Skip to main content

GCP Pipeline Reference: Mainframe Segment Transform — CDP → fixed-width GCS segment files

Project description

mainframe-segment-transform

Deployment type: Cloud Dataflow (Apache Beam) Layer: CDP → GCS outbound Pattern: Read cdp_generic.customer_risk_profile → write fixed-width segment files to GCS

Overview

This pipeline is the final stage of the data platform. It reads the fully-enriched customer_risk_profile CDP table and produces fixed-width, 200-char segment files in GCS that can be consumed by downstream mainframe systems.

cdp_generic.customer_risk_profile
              │
    (Dataflow / Apache Beam)
              │
gs://{bucket}/segments/{run_id}/ACTIVE_APPROVED/segment-*.txt
gs://{bucket}/segments/{run_id}/DECLINED/segment-*.txt
gs://{bucket}/segments/{run_id}/REFERRED/segment-*.txt
gs://{bucket}/segments/{run_id}/PENDING/segment-*.txt

Segment File Format

Each output file contains one record per line, exactly 200 characters wide:

Field Width Format
segment_type 4 ACTI / DECL / REFR / PEND
customer_id 20 left-justified
account_id 20 left-justified
current_balance 15 right-justified, 2 d.p.
§ §
_YOUR TASKS:_
1: Transcribe the stretch of the mainframe segment transform reference from "mainframe-segment-transform" through "(Dataflow / Apache Beam)".
2: In the mainframe segment transform reference, how wide is each record line in an output segment file?
3: Take the mainframe segment transform reference further, picking up after its final line.
§ §
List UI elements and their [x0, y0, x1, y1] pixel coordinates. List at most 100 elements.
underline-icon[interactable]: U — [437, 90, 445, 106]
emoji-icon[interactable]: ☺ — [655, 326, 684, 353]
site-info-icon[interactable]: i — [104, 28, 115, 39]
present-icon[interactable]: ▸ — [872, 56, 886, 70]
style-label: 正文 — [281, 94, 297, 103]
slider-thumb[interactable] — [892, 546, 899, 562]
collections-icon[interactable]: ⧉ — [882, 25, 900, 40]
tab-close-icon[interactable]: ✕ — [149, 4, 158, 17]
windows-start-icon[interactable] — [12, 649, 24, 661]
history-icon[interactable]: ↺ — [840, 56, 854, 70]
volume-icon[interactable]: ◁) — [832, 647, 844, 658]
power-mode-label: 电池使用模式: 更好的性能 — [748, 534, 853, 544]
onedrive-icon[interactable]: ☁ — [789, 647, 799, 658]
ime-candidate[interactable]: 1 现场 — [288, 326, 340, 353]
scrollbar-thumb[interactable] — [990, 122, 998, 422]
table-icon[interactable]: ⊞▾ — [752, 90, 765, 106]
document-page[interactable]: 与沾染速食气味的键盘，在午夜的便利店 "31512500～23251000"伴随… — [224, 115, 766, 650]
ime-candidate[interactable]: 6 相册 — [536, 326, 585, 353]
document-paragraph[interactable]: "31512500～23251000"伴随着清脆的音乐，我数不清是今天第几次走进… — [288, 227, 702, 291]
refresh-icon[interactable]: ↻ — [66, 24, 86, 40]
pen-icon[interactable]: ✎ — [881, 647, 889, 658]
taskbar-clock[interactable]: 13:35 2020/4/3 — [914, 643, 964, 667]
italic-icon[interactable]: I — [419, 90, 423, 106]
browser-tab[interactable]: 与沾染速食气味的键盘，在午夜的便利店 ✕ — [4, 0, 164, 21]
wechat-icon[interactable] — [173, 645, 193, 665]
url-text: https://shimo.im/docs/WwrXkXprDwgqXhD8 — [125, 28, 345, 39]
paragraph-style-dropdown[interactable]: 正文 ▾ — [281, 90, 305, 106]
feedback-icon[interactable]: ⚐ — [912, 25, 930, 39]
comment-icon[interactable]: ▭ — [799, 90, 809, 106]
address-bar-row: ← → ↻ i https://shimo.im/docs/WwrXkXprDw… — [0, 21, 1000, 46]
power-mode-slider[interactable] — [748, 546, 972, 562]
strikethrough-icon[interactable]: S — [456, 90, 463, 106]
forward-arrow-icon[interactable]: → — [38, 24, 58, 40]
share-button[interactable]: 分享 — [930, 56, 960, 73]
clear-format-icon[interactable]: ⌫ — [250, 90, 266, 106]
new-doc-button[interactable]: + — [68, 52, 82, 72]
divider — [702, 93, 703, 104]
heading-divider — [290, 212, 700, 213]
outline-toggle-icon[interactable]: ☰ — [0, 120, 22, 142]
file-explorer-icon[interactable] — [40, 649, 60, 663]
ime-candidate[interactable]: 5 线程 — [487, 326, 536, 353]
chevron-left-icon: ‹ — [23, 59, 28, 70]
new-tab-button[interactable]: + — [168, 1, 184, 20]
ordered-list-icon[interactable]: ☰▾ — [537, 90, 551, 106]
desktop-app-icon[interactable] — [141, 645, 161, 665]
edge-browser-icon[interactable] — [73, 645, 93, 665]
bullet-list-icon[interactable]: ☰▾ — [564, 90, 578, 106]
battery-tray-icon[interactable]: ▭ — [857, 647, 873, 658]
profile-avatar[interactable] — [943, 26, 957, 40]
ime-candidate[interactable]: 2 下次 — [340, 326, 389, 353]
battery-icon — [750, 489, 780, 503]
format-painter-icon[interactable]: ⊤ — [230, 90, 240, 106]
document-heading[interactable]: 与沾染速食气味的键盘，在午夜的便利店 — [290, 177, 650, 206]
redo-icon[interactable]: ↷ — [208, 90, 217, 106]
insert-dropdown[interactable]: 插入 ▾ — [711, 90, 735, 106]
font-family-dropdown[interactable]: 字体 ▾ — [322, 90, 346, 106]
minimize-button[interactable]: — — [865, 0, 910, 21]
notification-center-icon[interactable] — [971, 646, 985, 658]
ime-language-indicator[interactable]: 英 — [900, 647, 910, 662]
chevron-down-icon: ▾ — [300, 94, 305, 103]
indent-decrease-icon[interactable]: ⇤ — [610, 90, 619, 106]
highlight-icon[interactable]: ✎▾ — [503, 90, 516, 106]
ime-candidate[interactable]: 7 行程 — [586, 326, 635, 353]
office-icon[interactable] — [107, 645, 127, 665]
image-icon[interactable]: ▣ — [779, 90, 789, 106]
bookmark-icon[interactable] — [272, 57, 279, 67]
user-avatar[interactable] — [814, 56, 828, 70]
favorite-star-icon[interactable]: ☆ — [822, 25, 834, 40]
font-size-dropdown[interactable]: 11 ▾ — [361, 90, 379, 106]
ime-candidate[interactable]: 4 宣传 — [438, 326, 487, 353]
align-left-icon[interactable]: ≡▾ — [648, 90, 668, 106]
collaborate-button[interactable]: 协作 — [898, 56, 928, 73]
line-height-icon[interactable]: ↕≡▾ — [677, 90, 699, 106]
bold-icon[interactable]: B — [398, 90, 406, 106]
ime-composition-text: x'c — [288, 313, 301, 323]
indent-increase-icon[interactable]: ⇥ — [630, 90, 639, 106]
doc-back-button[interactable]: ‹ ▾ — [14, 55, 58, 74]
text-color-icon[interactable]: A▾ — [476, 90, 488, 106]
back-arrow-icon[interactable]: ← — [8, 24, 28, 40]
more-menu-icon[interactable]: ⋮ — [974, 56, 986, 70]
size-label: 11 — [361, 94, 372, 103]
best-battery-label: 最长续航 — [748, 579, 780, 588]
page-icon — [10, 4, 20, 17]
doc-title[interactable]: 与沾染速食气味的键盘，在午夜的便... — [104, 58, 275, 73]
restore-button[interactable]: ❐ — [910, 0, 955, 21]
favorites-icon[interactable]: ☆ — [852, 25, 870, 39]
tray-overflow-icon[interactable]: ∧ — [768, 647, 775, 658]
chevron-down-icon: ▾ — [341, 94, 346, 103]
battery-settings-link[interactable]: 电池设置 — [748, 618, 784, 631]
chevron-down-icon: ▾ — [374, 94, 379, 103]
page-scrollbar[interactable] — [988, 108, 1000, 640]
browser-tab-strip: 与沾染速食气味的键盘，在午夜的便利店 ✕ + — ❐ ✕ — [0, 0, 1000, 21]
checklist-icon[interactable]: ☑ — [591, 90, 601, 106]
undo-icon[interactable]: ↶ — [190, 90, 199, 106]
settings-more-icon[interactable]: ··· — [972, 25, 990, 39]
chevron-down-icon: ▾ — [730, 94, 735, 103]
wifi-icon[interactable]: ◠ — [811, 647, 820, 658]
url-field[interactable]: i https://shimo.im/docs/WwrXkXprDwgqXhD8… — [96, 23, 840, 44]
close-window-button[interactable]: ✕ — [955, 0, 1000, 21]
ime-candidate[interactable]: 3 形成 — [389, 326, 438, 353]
§ §
_ANSWERS GIVEN:_
1:
mainframe-segment-transform

Deployment type: Cloud Dataflow (Apache Beam) Layer: CDP → GCS outbound Pattern: Read cdp_generic.customer_risk_profile → write fixed-width segment files to GCS

Overview

This pipeline is the final stage of the data platform. It reads the fully-enriched customer_risk_profile CDP table and produces fixed-width, 200-char segment files in GCS that can be consumed by downstream mainframe systems.

cdp_generic.customer_risk_profile
              │
    (Dataflow / Apache Beam)

2: Exactly 200 characters.

3:
risk_score 6 right-justified integer
decision_outcome 10 APPROVED / DECLINED / REFERRED
facility_status 12 left-justified
loan_amount 15 right-justified, 2 d.p.
interest_rate 8 right-justified, 4 d.p.
term_months 4 right-justified
cdp_segment 20 left-justified
extract_date 8 YYYYMMDD
filler 58 space-padded reserved

Full Pipeline Position

Mainframe files (GCS landing)
        │
  [data-pipeline-orchestrator]   ← Airflow DAG triggered by .ok file via Pub/Sub
        │
  [original-data-to-bigqueryload]  ← Dataflow: CSV → odp_generic.*
        │
  [bigquery-to-mapped-product]   ← dbt: ODP → fdp_generic.*
        │
  [fdp-to-consumable-product]    ← dbt: FDP JOIN → cdp_generic.customer_risk_profile
        │
  [mainframe-segment-transform]  ← Dataflow: CDP → GCS fixed-width segment files
        │
  GCS segments bucket (for mainframe)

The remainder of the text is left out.